__EXERCISE MATERIAL__.
(begin)

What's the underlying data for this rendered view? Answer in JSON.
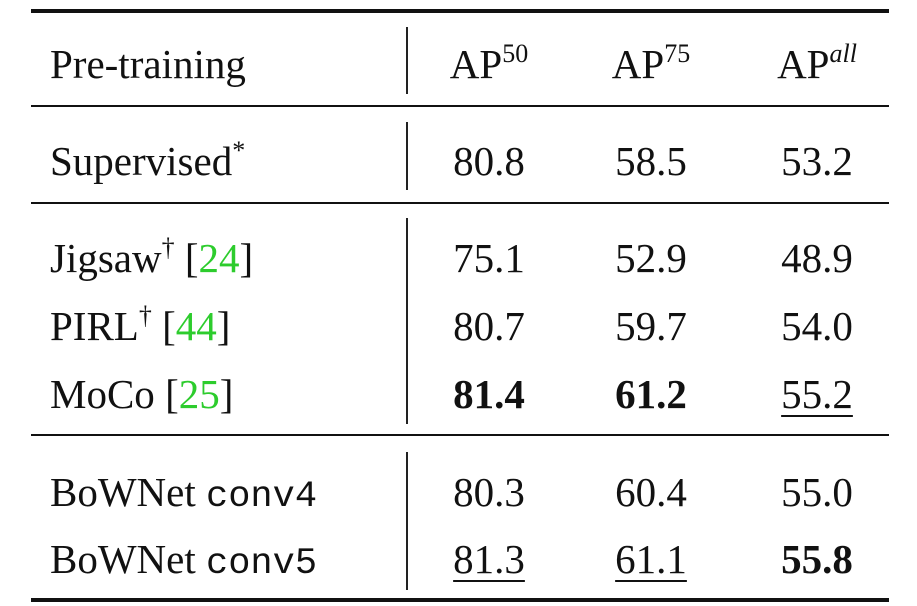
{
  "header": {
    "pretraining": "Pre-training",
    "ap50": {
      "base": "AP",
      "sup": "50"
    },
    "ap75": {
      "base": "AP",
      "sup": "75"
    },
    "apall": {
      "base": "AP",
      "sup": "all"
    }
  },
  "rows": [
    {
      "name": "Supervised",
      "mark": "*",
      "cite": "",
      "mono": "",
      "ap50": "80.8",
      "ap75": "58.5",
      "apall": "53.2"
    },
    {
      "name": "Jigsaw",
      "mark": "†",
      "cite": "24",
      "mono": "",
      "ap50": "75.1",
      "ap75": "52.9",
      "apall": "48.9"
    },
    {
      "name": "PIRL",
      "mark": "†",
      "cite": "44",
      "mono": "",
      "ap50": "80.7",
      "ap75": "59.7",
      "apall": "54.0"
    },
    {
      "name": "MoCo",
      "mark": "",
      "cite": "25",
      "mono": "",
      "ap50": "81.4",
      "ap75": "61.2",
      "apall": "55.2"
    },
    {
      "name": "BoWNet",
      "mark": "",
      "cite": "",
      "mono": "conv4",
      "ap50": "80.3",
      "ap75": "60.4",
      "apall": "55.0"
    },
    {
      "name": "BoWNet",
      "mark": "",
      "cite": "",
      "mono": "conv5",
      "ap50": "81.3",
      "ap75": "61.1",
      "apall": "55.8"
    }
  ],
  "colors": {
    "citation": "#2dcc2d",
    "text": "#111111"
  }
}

(end)

__EXERCISE DIRECTIONS__. Reproduce all of the material exactly, apart from the pictures.

__FULL ANSWER__.
What's the underlying data for this rendered view? Answer in JSON.
{
  "header": {
    "pretraining": "Pre-training",
    "ap50": {
      "base": "AP",
      "sup": "50"
    },
    "ap75": {
      "base": "AP",
      "sup": "75"
    },
    "apall": {
      "base": "AP",
      "sup": "all"
    }
  },
  "rows": [
    {
      "name": "Supervised",
      "mark": "*",
      "cite": "",
      "mono": "",
      "ap50": "80.8",
      "ap75": "58.5",
      "apall": "53.2"
    },
    {
      "name": "Jigsaw",
      "mark": "†",
      "cite": "24",
      "mono": "",
      "ap50": "75.1",
      "ap75": "52.9",
      "apall": "48.9"
    },
    {
      "name": "PIRL",
      "mark": "†",
      "cite": "44",
      "mono": "",
      "ap50": "80.7",
      "ap75": "59.7",
      "apall": "54.0"
    },
    {
      "name": "MoCo",
      "mark": "",
      "cite": "25",
      "mono": "",
      "ap50": "81.4",
      "ap75": "61.2",
      "apall": "55.2"
    },
    {
      "name": "BoWNet",
      "mark": "",
      "cite": "",
      "mono": "conv4",
      "ap50": "80.3",
      "ap75": "60.4",
      "apall": "55.0"
    },
    {
      "name": "BoWNet",
      "mark": "",
      "cite": "",
      "mono": "conv5",
      "ap50": "81.3",
      "ap75": "61.1",
      "apall": "55.8"
    }
  ],
  "colors": {
    "citation": "#2dcc2d",
    "text": "#111111"
  }
}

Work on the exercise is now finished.